[TO DO]
Read the lines that follow and pick out every one containing the word "enables".

— START PROVIDED INFORMATION —

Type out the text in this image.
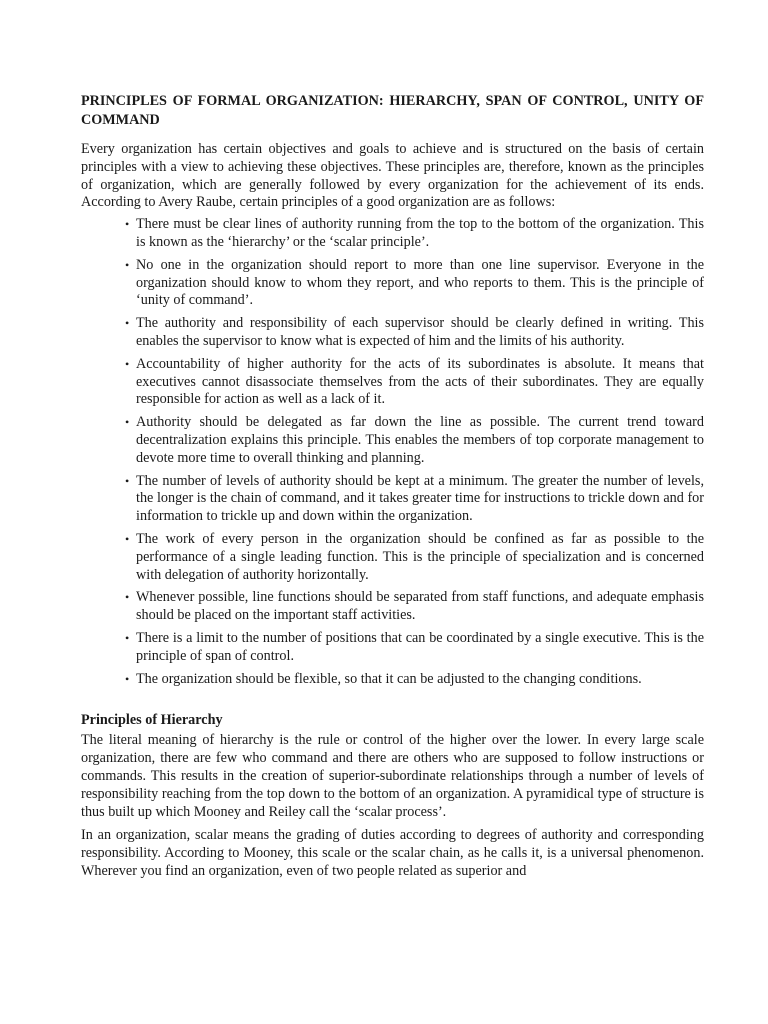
PRINCIPLES OF FORMAL ORGANIZATION: HIERARCHY, SPAN OF CONTROL, UNITY OF COMMAND

Every organization has certain objectives and goals to achieve and is structured on the basis of certain principles with a view to achieving these objectives. These principles are, therefore, known as the principles of organization, which are generally followed by every organization for the achievement of its ends. According to Avery Raube, certain principles of a good organization are as follows:

• There must be clear lines of authority running from the top to the bottom of the organization. This is known as the ‘hierarchy’ or the ‘scalar principle’.
• No one in the organization should report to more than one line supervisor. Everyone in the organization should know to whom they report, and who reports to them. This is the principle of ‘unity of command’.
• The authority and responsibility of each supervisor should be clearly defined in writing. This enables the supervisor to know what is expected of him and the limits of his authority.
• Accountability of higher authority for the acts of its subordinates is absolute. It means that executives cannot disassociate themselves from the acts of their subordinates. They are equally responsible for action as well as a lack of it.
• Authority should be delegated as far down the line as possible. The current trend toward decentralization explains this principle. This enables the members of top corporate management to devote more time to overall thinking and planning.
• The number of levels of authority should be kept at a minimum. The greater the number of levels, the longer is the chain of command, and it takes greater time for instructions to trickle down and for information to trickle up and down within the organization.
• The work of every person in the organization should be confined as far as possible to the performance of a single leading function. This is the principle of specialization and is concerned with delegation of authority horizontally.
• Whenever possible, line functions should be separated from staff functions, and adequate emphasis should be placed on the important staff activities.
• There is a limit to the number of positions that can be coordinated by a single executive. This is the principle of span of control.
• The organization should be flexible, so that it can be adjusted to the changing conditions.
Principles of Hierarchy

The literal meaning of hierarchy is the rule or control of the higher over the lower. In every large scale organization, there are few who command and there are others who are supposed to follow instructions or commands. This results in the creation of superior-subordinate relationships through a number of levels of responsibility reaching from the top down to the bottom of an organization. A pyramidical type of structure is thus built up which Mooney and Reiley call the ‘scalar process’.

In an organization, scalar means the grading of duties according to degrees of authority and corresponding responsibility. According to Mooney, this scale or the scalar chain, as he calls it, is a universal phenomenon. Wherever you find an organization, even of two people related as superior and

— END PROVIDED INFORMATION —

[OUTPUT OF THE TASK]
• The authority and responsibility of each supervisor should be clearly defined in writing. This enables the supervisor to know what is expected of him and the limits of his authority.
• Authority should be delegated as far down the line as possible. The current trend toward decentralization explains this principle. This enables the members of top corporate management to devote more time to overall thinking and planning.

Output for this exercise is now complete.